* Start PROVIDED ENTRIES *
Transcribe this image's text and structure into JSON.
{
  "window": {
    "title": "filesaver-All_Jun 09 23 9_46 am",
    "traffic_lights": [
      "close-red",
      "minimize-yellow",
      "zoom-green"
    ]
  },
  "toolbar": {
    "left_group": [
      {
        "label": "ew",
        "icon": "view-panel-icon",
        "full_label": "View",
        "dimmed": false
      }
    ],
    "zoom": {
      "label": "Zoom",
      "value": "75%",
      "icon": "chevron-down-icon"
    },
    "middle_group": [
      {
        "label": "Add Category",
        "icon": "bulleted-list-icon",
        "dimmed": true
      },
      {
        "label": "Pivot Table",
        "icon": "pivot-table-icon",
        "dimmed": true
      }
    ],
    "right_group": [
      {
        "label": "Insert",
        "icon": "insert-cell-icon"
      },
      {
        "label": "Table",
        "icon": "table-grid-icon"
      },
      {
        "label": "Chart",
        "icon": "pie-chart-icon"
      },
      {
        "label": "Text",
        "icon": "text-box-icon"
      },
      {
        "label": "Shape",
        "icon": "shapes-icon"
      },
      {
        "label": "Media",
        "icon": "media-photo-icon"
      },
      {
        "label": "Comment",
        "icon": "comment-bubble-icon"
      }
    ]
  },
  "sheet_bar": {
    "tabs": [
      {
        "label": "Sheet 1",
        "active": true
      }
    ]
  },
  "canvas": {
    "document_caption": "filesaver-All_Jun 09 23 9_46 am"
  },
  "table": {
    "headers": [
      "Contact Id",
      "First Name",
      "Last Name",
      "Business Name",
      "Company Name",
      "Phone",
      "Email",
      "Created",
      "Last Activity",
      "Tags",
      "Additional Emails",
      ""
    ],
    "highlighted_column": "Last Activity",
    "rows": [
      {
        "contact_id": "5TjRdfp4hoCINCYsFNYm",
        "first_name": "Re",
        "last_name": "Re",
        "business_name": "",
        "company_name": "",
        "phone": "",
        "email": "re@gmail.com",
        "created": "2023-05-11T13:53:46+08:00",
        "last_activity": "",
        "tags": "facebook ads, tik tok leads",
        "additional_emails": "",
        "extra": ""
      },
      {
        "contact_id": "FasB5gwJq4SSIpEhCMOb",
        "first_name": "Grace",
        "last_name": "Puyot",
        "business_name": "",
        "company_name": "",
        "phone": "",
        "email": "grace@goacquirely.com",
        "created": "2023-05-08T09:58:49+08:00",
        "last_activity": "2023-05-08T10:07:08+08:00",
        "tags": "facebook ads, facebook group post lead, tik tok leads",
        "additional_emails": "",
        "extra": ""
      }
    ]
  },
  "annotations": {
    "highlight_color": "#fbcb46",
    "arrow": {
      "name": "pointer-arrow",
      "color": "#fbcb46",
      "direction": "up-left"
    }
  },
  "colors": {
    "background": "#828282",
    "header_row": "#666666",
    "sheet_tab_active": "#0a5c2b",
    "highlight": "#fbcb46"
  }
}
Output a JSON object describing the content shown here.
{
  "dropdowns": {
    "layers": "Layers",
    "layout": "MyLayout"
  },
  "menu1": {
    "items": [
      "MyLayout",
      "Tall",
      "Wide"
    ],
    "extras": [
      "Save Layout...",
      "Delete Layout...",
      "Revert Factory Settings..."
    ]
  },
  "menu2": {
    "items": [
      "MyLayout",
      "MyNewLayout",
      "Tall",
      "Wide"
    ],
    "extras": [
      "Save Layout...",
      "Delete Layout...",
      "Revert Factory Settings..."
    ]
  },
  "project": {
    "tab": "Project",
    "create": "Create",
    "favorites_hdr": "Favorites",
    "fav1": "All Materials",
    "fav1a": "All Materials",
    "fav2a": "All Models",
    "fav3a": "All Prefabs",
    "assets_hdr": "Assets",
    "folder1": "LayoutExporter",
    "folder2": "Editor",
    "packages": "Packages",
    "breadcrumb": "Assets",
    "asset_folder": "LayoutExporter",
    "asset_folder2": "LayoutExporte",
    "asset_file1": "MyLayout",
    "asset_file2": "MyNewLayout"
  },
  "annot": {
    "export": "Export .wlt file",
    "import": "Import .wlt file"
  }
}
* End PROVIDED ENTRIES *
• [WHAT YOU WILL DO]:
From the listing, copy each line containing the word "MyNewLayout".

• [IN RESPONSE]:
      "MyNewLayout",
    "asset_file2": "MyNewLayout"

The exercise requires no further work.